- _Goal of the exercise_: Determine how many lines in these records hold "Employment". Only the number is wanted.

--- Start Items ---

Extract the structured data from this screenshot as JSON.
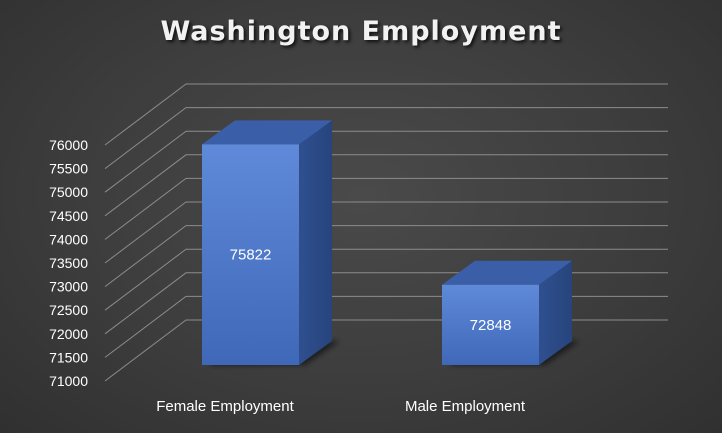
{
  "chart_data": {
    "type": "bar",
    "title": "Washington Employment",
    "categories": [
      "Female Employment",
      "Male Employment"
    ],
    "values": [
      75822,
      72848
    ],
    "data_labels": [
      "75822",
      "72848"
    ],
    "ylim": [
      71000,
      76000
    ],
    "y_ticks": [
      "76000",
      "75500",
      "75000",
      "74500",
      "74000",
      "73500",
      "73000",
      "72500",
      "72000",
      "71500",
      "71000"
    ],
    "y_tick_values": [
      76000,
      75500,
      75000,
      74500,
      74000,
      73500,
      73000,
      72500,
      72000,
      71500,
      71000
    ],
    "xlabel": "",
    "ylabel": "",
    "grid": true,
    "legend": "none",
    "style": "3d-column",
    "colors": {
      "bar_front": "#4472c4",
      "bar_front_light": "#5b86d6",
      "bar_top": "#3a5fa8",
      "bar_side": "#2c4a86",
      "gridline": "#8c8c8c",
      "text": "#ffffff",
      "background": "#404040"
    }
  }
}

--- End Items ---

- _Result of this task_: 3